- [AIM]
Retype everything in the listing, leaving each line exactly as it is.

- [DATA RECORDS]

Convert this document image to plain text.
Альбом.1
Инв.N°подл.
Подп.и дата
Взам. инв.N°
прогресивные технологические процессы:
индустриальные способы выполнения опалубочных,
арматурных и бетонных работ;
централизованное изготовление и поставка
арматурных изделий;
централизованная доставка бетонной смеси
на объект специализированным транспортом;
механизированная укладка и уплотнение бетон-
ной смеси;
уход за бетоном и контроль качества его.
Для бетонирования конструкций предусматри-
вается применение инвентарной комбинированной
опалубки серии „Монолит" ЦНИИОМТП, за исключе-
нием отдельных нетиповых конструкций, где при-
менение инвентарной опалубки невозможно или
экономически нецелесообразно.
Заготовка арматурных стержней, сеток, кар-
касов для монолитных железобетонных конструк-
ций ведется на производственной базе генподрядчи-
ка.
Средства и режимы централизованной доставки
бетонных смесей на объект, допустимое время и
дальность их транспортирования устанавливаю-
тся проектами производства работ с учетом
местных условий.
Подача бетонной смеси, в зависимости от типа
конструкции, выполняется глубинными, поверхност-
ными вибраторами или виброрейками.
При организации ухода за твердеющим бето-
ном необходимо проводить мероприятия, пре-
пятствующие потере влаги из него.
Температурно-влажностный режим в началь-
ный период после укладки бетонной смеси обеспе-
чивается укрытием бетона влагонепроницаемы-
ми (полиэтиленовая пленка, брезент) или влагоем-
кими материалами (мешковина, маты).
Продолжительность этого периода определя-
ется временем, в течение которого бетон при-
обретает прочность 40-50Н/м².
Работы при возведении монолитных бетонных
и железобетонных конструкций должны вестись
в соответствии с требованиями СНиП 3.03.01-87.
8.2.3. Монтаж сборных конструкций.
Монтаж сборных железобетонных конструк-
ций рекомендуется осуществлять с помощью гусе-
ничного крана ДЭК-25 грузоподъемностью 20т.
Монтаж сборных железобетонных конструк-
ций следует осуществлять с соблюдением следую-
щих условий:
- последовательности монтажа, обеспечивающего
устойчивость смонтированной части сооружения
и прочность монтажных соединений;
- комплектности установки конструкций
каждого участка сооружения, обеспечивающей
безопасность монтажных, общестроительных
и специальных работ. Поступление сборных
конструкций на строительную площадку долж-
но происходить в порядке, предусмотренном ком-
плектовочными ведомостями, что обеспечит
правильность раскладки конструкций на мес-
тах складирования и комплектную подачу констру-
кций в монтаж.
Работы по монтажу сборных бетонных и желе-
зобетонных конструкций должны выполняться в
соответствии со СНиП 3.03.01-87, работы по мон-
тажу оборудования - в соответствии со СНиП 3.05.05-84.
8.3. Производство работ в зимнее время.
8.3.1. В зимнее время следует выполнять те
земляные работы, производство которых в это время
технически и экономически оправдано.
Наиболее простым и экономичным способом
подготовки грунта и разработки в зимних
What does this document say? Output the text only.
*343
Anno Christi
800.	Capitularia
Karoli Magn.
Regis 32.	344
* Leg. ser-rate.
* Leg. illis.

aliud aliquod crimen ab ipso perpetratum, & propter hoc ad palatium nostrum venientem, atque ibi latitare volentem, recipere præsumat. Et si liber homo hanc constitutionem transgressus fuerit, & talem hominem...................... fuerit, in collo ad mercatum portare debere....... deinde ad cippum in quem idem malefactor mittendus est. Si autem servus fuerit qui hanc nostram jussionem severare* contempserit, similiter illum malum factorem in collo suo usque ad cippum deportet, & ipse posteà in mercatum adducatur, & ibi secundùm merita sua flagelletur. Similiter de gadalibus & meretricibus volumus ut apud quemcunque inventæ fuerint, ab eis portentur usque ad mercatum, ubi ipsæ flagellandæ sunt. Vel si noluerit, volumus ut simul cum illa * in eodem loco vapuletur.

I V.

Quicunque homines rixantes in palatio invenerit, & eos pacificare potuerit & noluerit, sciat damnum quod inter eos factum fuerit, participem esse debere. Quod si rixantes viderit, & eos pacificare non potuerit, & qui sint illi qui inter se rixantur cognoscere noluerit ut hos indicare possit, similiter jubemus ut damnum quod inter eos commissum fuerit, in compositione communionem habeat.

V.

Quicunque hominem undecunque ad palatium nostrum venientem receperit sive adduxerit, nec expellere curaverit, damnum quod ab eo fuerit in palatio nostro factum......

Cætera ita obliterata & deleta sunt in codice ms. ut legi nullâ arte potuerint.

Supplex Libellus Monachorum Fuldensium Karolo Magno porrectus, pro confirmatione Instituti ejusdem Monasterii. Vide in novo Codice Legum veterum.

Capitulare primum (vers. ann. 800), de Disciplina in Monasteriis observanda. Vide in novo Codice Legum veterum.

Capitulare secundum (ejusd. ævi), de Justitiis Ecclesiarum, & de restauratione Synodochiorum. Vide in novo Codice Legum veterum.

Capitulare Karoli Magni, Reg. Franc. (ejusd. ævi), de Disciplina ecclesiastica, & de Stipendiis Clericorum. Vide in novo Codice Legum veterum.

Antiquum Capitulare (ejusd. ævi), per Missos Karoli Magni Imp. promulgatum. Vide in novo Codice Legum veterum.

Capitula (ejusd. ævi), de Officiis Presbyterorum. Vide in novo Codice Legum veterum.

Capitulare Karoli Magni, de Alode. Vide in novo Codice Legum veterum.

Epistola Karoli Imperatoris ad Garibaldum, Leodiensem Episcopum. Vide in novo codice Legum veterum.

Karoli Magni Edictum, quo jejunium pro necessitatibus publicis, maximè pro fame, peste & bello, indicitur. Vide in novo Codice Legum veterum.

- [EXPECTED ANSWER]
Convert this document image to plain text.
Альбом.1
Инв.N°подл.
Подп.и дата
Взам. инв.N°
прогресивные технологические процессы:
индустриальные способы выполнения опалубочных,
арматурных и бетонных работ;
централизованное изготовление и поставка
арматурных изделий;
централизованная доставка бетонной смеси
на объект специализированным транспортом;
механизированная укладка и уплотнение бетон-
ной смеси;
уход за бетоном и контроль качества его.
Для бетонирования конструкций предусматри-
вается применение инвентарной комбинированной
опалубки серии „Монолит" ЦНИИОМТП, за исключе-
нием отдельных нетиповых конструкций, где при-
менение инвентарной опалубки невозможно или
экономически нецелесообразно.
Заготовка арматурных стержней, сеток, кар-
касов для монолитных железобетонных конструк-
ций ведется на производственной базе генподрядчи-
ка.
Средства и режимы централизованной доставки
бетонных смесей на объект, допустимое время и
дальность их транспортирования устанавливаю-
тся проектами производства работ с учетом
местных условий.
Подача бетонной смеси, в зависимости от типа
конструкции, выполняется глубинными, поверхност-
ными вибраторами или виброрейками.
При организации ухода за твердеющим бето-
ном необходимо проводить мероприятия, пре-
пятствующие потере влаги из него.
Температурно-влажностный режим в началь-
ный период после укладки бетонной смеси обеспе-
чивается укрытием бетона влагонепроницаемы-
ми (полиэтиленовая пленка, брезент) или влагоем-
кими материалами (мешковина, маты).
Продолжительность этого периода определя-
ется временем, в течение которого бетон при-
обретает прочность 40-50Н/м².
Работы при возведении монолитных бетонных
и железобетонных конструкций должны вестись
в соответствии с требованиями СНиП 3.03.01-87.
8.2.3. Монтаж сборных конструкций.
Монтаж сборных железобетонных конструк-
ций рекомендуется осуществлять с помощью гусе-
ничного крана ДЭК-25 грузоподъемностью 20т.
Монтаж сборных железобетонных конструк-
ций следует осуществлять с соблюдением следую-
щих условий:
- последовательности монтажа, обеспечивающего
устойчивость смонтированной части сооружения
и прочность монтажных соединений;
- комплектности установки конструкций
каждого участка сооружения, обеспечивающей
безопасность монтажных, общестроительных
и специальных работ. Поступление сборных
конструкций на строительную площадку долж-
но происходить в порядке, предусмотренном ком-
плектовочными ведомостями, что обеспечит
правильность раскладки конструкций на мес-
тах складирования и комплектную подачу констру-
кций в монтаж.
Работы по монтажу сборных бетонных и желе-
зобетонных конструкций должны выполняться в
соответствии со СНиП 3.03.01-87, работы по мон-
тажу оборудования - в соответствии со СНиП 3.05.05-84.
8.3. Производство работ в зимнее время.
8.3.1. В зимнее время следует выполнять те
земляные работы, производство которых в это время
технически и экономически оправдано.
Наиболее простым и экономичным способом
подготовки грунта и разработки в зимних
What does this document say? Output the text only.
*343
Anno Christi
800.	Capitularia
Karoli Magn.
Regis 32.	344
* Leg. ser-rate.
* Leg. illis.

aliud aliquod crimen ab ipso perpetratum, & propter hoc ad palatium nostrum venientem, atque ibi latitare volentem, recipere præsumat. Et si liber homo hanc constitutionem transgressus fuerit, & talem hominem...................... fuerit, in collo ad mercatum portare debere....... deinde ad cippum in quem idem malefactor mittendus est. Si autem servus fuerit qui hanc nostram jussionem severare* contempserit, similiter illum malum factorem in collo suo usque ad cippum deportet, & ipse posteà in mercatum adducatur, & ibi secundùm merita sua flagelletur. Similiter de gadalibus & meretricibus volumus ut apud quemcunque inventæ fuerint, ab eis portentur usque ad mercatum, ubi ipsæ flagellandæ sunt. Vel si noluerit, volumus ut simul cum illa * in eodem loco vapuletur.

I V.

Quicunque homines rixantes in palatio invenerit, & eos pacificare potuerit & noluerit, sciat damnum quod inter eos factum fuerit, participem esse debere. Quod si rixantes viderit, & eos pacificare non potuerit, & qui sint illi qui inter se rixantur cognoscere noluerit ut hos indicare possit, similiter jubemus ut damnum quod inter eos commissum fuerit, in compositione communionem habeat.

V.

Quicunque hominem undecunque ad palatium nostrum venientem receperit sive adduxerit, nec expellere curaverit, damnum quod ab eo fuerit in palatio nostro factum......

Cætera ita obliterata & deleta sunt in codice ms. ut legi nullâ arte potuerint.

Supplex Libellus Monachorum Fuldensium Karolo Magno porrectus, pro confirmatione Instituti ejusdem Monasterii. Vide in novo Codice Legum veterum.

Capitulare primum (vers. ann. 800), de Disciplina in Monasteriis observanda. Vide in novo Codice Legum veterum.

Capitulare secundum (ejusd. ævi), de Justitiis Ecclesiarum, & de restauratione Synodochiorum. Vide in novo Codice Legum veterum.

Capitulare Karoli Magni, Reg. Franc. (ejusd. ævi), de Disciplina ecclesiastica, & de Stipendiis Clericorum. Vide in novo Codice Legum veterum.

Antiquum Capitulare (ejusd. ævi), per Missos Karoli Magni Imp. promulgatum. Vide in novo Codice Legum veterum.

Capitula (ejusd. ævi), de Officiis Presbyterorum. Vide in novo Codice Legum veterum.

Capitulare Karoli Magni, de Alode. Vide in novo Codice Legum veterum.

Epistola Karoli Imperatoris ad Garibaldum, Leodiensem Episcopum. Vide in novo codice Legum veterum.

Karoli Magni Edictum, quo jejunium pro necessitatibus publicis, maximè pro fame, peste & bello, indicitur. Vide in novo Codice Legum veterum.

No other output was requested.